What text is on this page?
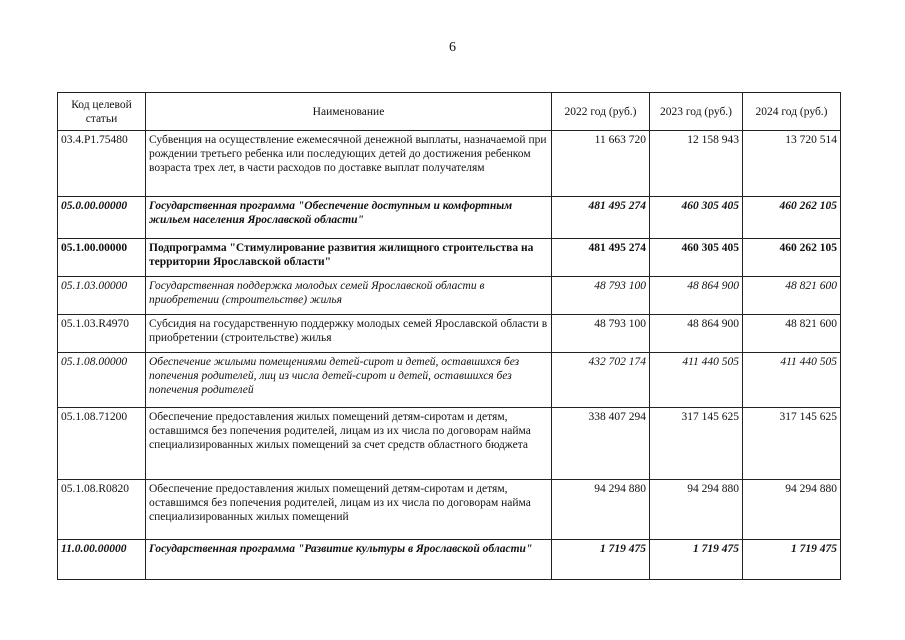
6
Код целевой статьи	Наименование	2022 год (руб.)	2023 год (руб.)	2024 год (руб.)
03.4.P1.75480	Субвенция на осуществление ежемесячной денежной выплаты, назначаемой при рождении третьего ребенка или последующих детей до достижения ребенком возраста трех лет, в части расходов по доставке выплат получателям	11 663 720	12 158 943	13 720 514
05.0.00.00000	Государственная программа "Обеспечение доступным и комфортным жильем населения Ярославской области"	481 495 274	460 305 405	460 262 105
05.1.00.00000	Подпрограмма "Стимулирование развития жилищного строительства на территории Ярославской области"	481 495 274	460 305 405	460 262 105
05.1.03.00000	Государственная поддержка молодых семей Ярославской области в приобретении (строительстве) жилья	48 793 100	48 864 900	48 821 600
05.1.03.R4970	Субсидия на государственную поддержку молодых семей Ярославской области в приобретении (строительстве) жилья	48 793 100	48 864 900	48 821 600
05.1.08.00000	Обеспечение жилыми помещениями детей-сирот и детей, оставшихся без попечения родителей, лиц из числа детей-сирот и детей, оставшихся без попечения родителей	432 702 174	411 440 505	411 440 505
05.1.08.71200	Обеспечение предоставления жилых помещений детям-сиротам и детям, оставшимся без попечения родителей, лицам из их числа по договорам найма специализированных жилых помещений за счет средств областного бюджета	338 407 294	317 145 625	317 145 625
05.1.08.R0820	Обеспечение предоставления жилых помещений детям-сиротам и детям, оставшимся без попечения родителей, лицам из их числа по договорам найма специализированных жилых помещений	94 294 880	94 294 880	94 294 880
11.0.00.00000	Государственная программа "Развитие культуры в Ярославской области"	1 719 475	1 719 475	1 719 475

» **Written exercise**
Reproduce every line exactly and omit all pictures.

» **Reply to the task**
What text is on this page?
6
Код целевой статьи	Наименование	2022 год (руб.)	2023 год (руб.)	2024 год (руб.)
03.4.P1.75480	Субвенция на осуществление ежемесячной денежной выплаты, назначаемой при рождении третьего ребенка или последующих детей до достижения ребенком возраста трех лет, в части расходов по доставке выплат получателям	11 663 720	12 158 943	13 720 514
05.0.00.00000	Государственная программа "Обеспечение доступным и комфортным жильем населения Ярославской области"	481 495 274	460 305 405	460 262 105
05.1.00.00000	Подпрограмма "Стимулирование развития жилищного строительства на территории Ярославской области"	481 495 274	460 305 405	460 262 105
05.1.03.00000	Государственная поддержка молодых семей Ярославской области в приобретении (строительстве) жилья	48 793 100	48 864 900	48 821 600
05.1.03.R4970	Субсидия на государственную поддержку молодых семей Ярославской области в приобретении (строительстве) жилья	48 793 100	48 864 900	48 821 600
05.1.08.00000	Обеспечение жилыми помещениями детей-сирот и детей, оставшихся без попечения родителей, лиц из числа детей-сирот и детей, оставшихся без попечения родителей	432 702 174	411 440 505	411 440 505
05.1.08.71200	Обеспечение предоставления жилых помещений детям-сиротам и детям, оставшимся без попечения родителей, лицам из их числа по договорам найма специализированных жилых помещений за счет средств областного бюджета	338 407 294	317 145 625	317 145 625
05.1.08.R0820	Обеспечение предоставления жилых помещений детям-сиротам и детям, оставшимся без попечения родителей, лицам из их числа по договорам найма специализированных жилых помещений	94 294 880	94 294 880	94 294 880
11.0.00.00000	Государственная программа "Развитие культуры в Ярославской области"	1 719 475	1 719 475	1 719 475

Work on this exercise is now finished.